__GIVEN EXERCISE__
Transcribe the data that follows precisely, omitting nothing.
======
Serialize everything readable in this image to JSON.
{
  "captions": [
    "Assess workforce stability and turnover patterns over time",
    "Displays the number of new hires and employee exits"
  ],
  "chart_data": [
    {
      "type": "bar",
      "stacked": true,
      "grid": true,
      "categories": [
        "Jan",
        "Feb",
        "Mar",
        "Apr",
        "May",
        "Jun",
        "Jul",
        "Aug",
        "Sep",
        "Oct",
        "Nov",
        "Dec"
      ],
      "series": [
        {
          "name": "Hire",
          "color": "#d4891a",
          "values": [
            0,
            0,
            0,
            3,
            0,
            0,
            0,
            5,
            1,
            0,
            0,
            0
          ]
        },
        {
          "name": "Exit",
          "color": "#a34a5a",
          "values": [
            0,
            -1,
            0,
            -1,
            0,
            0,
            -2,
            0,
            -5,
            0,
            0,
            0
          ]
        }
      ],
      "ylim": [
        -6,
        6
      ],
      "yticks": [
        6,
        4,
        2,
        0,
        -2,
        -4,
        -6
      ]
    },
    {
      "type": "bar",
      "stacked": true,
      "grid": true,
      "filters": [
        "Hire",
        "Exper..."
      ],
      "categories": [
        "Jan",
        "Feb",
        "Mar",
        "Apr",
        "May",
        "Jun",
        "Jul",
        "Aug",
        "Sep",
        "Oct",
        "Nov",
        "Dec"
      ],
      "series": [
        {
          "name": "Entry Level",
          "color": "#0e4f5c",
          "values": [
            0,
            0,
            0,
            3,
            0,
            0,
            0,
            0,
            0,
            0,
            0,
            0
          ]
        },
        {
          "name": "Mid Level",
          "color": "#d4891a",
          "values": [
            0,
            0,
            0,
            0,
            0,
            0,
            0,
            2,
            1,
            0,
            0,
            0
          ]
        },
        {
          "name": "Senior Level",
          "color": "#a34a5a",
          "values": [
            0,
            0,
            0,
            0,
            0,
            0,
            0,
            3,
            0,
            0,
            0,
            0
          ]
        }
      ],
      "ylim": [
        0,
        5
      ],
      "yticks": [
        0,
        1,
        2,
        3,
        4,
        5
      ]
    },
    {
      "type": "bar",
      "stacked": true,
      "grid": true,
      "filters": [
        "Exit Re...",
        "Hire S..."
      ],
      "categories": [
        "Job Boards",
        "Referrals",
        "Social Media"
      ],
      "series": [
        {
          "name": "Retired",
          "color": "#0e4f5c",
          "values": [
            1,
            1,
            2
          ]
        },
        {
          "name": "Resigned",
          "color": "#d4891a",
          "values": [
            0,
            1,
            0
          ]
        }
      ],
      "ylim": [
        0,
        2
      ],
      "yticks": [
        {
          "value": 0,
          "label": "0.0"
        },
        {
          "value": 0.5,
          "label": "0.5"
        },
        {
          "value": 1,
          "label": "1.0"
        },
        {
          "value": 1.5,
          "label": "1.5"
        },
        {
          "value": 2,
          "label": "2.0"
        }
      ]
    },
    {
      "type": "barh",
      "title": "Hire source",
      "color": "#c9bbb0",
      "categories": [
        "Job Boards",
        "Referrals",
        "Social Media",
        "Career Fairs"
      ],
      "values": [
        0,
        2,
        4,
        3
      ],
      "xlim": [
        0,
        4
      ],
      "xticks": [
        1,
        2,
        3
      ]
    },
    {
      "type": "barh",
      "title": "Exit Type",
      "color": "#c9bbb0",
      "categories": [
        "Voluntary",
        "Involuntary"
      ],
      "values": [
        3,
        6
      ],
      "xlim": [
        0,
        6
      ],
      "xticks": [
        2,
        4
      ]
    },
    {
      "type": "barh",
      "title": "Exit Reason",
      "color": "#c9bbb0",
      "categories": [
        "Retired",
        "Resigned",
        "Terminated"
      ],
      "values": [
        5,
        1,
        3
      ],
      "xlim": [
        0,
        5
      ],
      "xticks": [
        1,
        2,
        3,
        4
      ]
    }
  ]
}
======
__WRITTEN SOLUTION__
Serialize everything readable in this image to JSON.
{
  "captions": [
    "Assess workforce stability and turnover patterns over time",
    "Displays the number of new hires and employee exits"
  ],
  "chart_data": [
    {
      "type": "bar",
      "stacked": true,
      "grid": true,
      "categories": [
        "Jan",
        "Feb",
        "Mar",
        "Apr",
        "May",
        "Jun",
        "Jul",
        "Aug",
        "Sep",
        "Oct",
        "Nov",
        "Dec"
      ],
      "series": [
        {
          "name": "Hire",
          "color": "#d4891a",
          "values": [
            0,
            0,
            0,
            3,
            0,
            0,
            0,
            5,
            1,
            0,
            0,
            0
          ]
        },
        {
          "name": "Exit",
          "color": "#a34a5a",
          "values": [
            0,
            -1,
            0,
            -1,
            0,
            0,
            -2,
            0,
            -5,
            0,
            0,
            0
          ]
        }
      ],
      "ylim": [
        -6,
        6
      ],
      "yticks": [
        6,
        4,
        2,
        0,
        -2,
        -4,
        -6
      ]
    },
    {
      "type": "bar",
      "stacked": true,
      "grid": true,
      "filters": [
        "Hire",
        "Exper..."
      ],
      "categories": [
        "Jan",
        "Feb",
        "Mar",
        "Apr",
        "May",
        "Jun",
        "Jul",
        "Aug",
        "Sep",
        "Oct",
        "Nov",
        "Dec"
      ],
      "series": [
        {
          "name": "Entry Level",
          "color": "#0e4f5c",
          "values": [
            0,
            0,
            0,
            3,
            0,
            0,
            0,
            0,
            0,
            0,
            0,
            0
          ]
        },
        {
          "name": "Mid Level",
          "color": "#d4891a",
          "values": [
            0,
            0,
            0,
            0,
            0,
            0,
            0,
            2,
            1,
            0,
            0,
            0
          ]
        },
        {
          "name": "Senior Level",
          "color": "#a34a5a",
          "values": [
            0,
            0,
            0,
            0,
            0,
            0,
            0,
            3,
            0,
            0,
            0,
            0
          ]
        }
      ],
      "ylim": [
        0,
        5
      ],
      "yticks": [
        0,
        1,
        2,
        3,
        4,
        5
      ]
    },
    {
      "type": "bar",
      "stacked": true,
      "grid": true,
      "filters": [
        "Exit Re...",
        "Hire S..."
      ],
      "categories": [
        "Job Boards",
        "Referrals",
        "Social Media"
      ],
      "series": [
        {
          "name": "Retired",
          "color": "#0e4f5c",
          "values": [
            1,
            1,
            2
          ]
        },
        {
          "name": "Resigned",
          "color": "#d4891a",
          "values": [
            0,
            1,
            0
          ]
        }
      ],
      "ylim": [
        0,
        2
      ],
      "yticks": [
        {
          "value": 0,
          "label": "0.0"
        },
        {
          "value": 0.5,
          "label": "0.5"
        },
        {
          "value": 1,
          "label": "1.0"
        },
        {
          "value": 1.5,
          "label": "1.5"
        },
        {
          "value": 2,
          "label": "2.0"
        }
      ]
    },
    {
      "type": "barh",
      "title": "Hire source",
      "color": "#c9bbb0",
      "categories": [
        "Job Boards",
        "Referrals",
        "Social Media",
        "Career Fairs"
      ],
      "values": [
        0,
        2,
        4,
        3
      ],
      "xlim": [
        0,
        4
      ],
      "xticks": [
        1,
        2,
        3
      ]
    },
    {
      "type": "barh",
      "title": "Exit Type",
      "color": "#c9bbb0",
      "categories": [
        "Voluntary",
        "Involuntary"
      ],
      "values": [
        3,
        6
      ],
      "xlim": [
        0,
        6
      ],
      "xticks": [
        2,
        4
      ]
    },
    {
      "type": "barh",
      "title": "Exit Reason",
      "color": "#c9bbb0",
      "categories": [
        "Retired",
        "Resigned",
        "Terminated"
      ],
      "values": [
        5,
        1,
        3
      ],
      "xlim": [
        0,
        5
      ],
      "xticks": [
        1,
        2,
        3,
        4
      ]
    }
  ]
}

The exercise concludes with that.